TASK REQUIREMENTS → Look through the records below and collect all lines that hold the string "usage".

LISTING →
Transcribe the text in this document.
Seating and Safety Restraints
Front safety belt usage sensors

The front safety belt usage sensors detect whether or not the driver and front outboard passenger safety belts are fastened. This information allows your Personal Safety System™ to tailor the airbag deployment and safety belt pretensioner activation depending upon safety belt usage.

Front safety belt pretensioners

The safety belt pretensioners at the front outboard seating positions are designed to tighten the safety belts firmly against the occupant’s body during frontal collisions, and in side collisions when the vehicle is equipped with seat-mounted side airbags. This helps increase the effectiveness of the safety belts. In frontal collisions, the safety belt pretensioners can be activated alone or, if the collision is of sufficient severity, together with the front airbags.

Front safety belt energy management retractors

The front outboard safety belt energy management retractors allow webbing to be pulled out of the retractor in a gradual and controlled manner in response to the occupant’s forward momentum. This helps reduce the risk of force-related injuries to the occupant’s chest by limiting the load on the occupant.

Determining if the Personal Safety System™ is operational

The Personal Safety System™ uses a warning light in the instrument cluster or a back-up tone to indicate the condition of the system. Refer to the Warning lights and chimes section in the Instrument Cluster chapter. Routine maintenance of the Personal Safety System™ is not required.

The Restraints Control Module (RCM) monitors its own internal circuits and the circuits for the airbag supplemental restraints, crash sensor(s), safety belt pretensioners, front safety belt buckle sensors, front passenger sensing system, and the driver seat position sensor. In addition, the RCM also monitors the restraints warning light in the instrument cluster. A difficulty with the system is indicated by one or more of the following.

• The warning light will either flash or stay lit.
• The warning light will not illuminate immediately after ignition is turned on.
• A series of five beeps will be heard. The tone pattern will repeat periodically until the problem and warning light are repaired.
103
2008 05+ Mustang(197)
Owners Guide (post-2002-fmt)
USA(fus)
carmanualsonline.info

EXERCISE RESULT →
Front safety belt usage sensors
The front safety belt usage sensors detect whether or not the driver and front outboard passenger safety belts are fastened. This information allows your Personal Safety System™ to tailor the airbag deployment and safety belt pretensioner activation depending upon safety belt usage.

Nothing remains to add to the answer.